(Records)
** begin **
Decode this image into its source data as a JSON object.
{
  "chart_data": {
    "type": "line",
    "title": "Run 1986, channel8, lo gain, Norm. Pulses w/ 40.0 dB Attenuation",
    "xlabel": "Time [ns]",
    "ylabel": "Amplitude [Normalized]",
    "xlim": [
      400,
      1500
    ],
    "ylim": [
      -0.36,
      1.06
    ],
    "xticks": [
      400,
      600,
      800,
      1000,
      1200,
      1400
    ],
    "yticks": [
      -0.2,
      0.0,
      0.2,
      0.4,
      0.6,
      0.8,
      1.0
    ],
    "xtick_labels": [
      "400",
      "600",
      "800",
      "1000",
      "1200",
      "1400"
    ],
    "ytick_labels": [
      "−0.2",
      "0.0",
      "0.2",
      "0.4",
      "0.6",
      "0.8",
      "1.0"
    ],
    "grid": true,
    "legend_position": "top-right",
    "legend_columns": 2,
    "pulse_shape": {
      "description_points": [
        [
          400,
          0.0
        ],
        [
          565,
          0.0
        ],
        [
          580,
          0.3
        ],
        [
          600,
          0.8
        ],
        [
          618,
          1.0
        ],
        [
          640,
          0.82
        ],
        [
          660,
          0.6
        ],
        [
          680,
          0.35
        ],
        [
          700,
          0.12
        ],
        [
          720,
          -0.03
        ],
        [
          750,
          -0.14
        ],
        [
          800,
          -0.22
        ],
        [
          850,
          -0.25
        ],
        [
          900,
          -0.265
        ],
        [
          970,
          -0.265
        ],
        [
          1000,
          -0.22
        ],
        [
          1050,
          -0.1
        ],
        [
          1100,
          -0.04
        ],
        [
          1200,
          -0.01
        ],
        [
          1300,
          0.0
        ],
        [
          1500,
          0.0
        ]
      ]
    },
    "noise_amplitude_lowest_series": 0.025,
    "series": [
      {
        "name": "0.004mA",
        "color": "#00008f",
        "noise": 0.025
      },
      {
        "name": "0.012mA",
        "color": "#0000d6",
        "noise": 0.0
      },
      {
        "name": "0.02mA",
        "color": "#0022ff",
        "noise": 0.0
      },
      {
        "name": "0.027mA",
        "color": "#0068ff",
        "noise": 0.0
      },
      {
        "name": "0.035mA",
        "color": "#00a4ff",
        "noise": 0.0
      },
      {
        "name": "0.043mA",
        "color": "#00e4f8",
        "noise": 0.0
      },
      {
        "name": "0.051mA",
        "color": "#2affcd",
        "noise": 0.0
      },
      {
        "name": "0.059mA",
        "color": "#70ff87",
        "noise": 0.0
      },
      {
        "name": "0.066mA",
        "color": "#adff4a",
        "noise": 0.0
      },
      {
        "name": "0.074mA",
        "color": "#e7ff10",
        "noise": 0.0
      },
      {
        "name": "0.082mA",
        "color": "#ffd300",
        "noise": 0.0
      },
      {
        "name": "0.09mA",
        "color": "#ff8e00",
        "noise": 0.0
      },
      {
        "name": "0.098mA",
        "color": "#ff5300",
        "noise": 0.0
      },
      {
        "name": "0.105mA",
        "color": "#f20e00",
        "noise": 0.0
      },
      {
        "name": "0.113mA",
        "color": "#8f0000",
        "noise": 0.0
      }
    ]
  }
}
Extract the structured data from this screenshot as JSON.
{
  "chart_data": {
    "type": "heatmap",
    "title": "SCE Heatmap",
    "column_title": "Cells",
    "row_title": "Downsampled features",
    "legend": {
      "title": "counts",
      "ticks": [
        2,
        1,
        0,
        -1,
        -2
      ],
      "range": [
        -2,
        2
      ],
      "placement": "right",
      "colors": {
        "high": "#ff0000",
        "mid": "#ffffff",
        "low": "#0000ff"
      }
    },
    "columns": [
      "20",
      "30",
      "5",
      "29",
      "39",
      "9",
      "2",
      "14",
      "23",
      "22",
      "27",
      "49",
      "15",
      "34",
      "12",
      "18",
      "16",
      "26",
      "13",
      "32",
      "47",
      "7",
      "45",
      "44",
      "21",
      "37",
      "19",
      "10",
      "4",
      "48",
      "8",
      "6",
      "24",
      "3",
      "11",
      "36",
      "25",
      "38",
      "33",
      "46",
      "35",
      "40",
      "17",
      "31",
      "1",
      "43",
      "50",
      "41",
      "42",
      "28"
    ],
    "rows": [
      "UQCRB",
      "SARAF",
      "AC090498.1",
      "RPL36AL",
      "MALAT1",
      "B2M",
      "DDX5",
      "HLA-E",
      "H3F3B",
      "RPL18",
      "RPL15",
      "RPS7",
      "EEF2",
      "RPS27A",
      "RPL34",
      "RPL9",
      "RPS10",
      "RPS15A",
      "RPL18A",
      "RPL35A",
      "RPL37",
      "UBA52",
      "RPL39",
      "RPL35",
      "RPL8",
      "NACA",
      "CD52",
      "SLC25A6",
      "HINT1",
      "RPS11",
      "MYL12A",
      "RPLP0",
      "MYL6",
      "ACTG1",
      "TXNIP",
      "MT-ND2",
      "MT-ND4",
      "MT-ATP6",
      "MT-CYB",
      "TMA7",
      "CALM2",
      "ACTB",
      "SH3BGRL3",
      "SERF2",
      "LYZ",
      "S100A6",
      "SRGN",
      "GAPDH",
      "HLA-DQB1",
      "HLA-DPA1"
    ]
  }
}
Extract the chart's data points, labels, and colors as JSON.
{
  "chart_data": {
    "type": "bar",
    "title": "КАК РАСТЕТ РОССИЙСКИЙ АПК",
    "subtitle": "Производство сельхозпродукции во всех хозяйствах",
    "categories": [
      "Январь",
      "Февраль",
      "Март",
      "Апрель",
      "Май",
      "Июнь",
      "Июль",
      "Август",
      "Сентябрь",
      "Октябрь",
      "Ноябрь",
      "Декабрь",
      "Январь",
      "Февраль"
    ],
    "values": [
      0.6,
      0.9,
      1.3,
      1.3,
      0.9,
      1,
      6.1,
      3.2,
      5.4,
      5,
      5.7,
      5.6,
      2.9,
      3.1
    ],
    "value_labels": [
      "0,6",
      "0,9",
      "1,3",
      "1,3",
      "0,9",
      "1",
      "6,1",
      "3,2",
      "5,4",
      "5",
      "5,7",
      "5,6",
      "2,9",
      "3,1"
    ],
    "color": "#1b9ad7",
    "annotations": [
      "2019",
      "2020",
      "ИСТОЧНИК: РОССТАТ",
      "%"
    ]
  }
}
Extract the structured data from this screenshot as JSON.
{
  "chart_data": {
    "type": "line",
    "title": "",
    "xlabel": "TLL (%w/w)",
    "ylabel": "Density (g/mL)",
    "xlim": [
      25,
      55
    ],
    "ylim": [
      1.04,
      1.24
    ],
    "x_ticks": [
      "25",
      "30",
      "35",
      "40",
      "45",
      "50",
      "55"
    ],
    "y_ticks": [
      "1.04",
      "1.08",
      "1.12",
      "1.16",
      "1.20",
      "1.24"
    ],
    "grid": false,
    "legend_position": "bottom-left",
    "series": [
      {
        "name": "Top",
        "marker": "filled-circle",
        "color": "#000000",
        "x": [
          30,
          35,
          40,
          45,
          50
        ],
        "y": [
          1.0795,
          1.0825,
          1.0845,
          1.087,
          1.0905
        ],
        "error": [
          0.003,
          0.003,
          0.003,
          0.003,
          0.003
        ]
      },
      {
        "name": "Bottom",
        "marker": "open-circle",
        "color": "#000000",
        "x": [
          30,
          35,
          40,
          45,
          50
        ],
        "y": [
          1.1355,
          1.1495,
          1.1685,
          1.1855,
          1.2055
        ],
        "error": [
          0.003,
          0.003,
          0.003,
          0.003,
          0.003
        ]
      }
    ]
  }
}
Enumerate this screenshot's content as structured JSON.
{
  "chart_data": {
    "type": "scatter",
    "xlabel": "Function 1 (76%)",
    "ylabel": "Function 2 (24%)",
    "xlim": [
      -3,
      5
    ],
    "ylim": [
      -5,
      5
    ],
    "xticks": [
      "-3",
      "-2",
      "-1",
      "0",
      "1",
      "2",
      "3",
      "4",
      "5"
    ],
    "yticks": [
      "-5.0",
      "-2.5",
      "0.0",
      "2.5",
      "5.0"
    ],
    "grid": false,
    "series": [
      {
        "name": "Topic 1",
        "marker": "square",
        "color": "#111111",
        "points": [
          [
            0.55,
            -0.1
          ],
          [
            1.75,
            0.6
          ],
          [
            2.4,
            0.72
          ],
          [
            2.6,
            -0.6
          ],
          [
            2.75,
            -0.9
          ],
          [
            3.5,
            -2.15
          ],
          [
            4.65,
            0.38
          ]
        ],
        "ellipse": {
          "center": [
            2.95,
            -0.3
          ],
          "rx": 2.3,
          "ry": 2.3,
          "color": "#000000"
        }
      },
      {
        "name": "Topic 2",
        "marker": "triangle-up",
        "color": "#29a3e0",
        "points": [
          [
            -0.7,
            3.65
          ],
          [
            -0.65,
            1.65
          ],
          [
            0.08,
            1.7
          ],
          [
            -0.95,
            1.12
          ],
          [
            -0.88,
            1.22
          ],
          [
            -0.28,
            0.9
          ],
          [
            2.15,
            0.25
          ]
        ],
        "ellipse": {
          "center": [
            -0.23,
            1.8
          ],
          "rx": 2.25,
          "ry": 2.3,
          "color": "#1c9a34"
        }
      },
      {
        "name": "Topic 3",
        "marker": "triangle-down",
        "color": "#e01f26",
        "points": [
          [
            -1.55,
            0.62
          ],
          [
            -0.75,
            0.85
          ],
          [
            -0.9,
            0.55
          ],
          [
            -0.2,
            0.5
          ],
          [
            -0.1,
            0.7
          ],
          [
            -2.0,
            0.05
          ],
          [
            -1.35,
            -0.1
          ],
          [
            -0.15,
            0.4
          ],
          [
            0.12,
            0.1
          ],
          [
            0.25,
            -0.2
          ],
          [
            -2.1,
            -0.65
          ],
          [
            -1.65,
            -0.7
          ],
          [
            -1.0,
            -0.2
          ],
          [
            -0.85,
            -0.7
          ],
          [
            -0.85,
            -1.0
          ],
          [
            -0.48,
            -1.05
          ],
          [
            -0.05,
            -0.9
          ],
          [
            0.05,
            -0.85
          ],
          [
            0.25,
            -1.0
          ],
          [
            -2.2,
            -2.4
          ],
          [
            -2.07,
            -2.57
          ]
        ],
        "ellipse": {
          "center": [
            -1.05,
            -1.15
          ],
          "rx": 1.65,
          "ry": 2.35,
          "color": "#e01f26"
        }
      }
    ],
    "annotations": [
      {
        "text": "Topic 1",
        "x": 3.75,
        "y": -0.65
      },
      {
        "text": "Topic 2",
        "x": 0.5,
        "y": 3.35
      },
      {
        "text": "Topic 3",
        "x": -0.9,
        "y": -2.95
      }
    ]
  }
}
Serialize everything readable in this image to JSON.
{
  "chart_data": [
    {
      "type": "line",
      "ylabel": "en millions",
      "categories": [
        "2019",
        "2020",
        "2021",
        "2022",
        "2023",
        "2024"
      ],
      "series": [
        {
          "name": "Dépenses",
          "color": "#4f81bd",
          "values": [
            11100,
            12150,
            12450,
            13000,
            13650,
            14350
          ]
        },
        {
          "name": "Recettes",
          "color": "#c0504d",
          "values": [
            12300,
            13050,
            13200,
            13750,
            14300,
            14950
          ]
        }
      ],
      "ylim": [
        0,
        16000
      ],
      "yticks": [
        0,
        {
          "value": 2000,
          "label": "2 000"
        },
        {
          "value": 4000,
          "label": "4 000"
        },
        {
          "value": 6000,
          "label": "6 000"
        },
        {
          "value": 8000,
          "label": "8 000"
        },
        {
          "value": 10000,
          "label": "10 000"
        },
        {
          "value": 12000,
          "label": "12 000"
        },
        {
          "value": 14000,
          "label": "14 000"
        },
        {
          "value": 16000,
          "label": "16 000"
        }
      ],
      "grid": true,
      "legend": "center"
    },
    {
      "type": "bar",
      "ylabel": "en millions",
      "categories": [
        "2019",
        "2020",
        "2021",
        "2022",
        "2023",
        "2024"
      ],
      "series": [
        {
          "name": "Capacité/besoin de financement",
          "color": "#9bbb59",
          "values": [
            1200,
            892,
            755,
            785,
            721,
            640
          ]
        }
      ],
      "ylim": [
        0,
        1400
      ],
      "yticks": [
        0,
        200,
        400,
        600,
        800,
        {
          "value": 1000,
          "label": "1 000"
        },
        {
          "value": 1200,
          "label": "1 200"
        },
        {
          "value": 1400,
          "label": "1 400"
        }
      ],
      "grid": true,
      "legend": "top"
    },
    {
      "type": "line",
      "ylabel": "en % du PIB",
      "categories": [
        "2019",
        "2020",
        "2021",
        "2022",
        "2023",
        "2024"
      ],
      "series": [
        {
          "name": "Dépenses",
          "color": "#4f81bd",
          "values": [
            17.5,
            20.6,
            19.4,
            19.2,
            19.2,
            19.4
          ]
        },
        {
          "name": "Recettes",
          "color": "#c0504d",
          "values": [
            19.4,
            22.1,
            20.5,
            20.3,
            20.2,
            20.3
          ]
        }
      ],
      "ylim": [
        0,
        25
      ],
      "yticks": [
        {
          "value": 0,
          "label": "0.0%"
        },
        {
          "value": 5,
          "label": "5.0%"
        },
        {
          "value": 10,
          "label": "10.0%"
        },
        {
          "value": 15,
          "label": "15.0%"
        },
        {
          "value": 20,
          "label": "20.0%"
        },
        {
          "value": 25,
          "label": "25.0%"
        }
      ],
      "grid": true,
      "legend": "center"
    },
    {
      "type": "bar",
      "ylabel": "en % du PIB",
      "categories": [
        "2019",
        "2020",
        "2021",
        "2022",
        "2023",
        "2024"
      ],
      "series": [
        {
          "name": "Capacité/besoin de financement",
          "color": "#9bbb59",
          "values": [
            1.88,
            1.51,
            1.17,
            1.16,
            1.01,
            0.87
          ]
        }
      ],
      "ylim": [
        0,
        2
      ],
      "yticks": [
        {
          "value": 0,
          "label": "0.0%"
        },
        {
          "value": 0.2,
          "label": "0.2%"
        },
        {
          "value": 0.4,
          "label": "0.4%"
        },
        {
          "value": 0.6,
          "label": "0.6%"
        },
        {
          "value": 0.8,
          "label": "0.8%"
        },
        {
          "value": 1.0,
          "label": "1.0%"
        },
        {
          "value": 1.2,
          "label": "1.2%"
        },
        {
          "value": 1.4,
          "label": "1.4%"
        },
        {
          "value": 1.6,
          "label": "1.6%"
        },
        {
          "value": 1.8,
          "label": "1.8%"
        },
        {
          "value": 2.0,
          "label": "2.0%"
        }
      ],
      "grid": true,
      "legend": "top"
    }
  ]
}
** end **
▶ [Job] Select the lines from the entries that include the word "marker".

▶ [Problem solution]
        "marker": "filled-circle",
        "marker": "open-circle",
        "marker": "square",
        "marker": "triangle-up",
        "marker": "triangle-down",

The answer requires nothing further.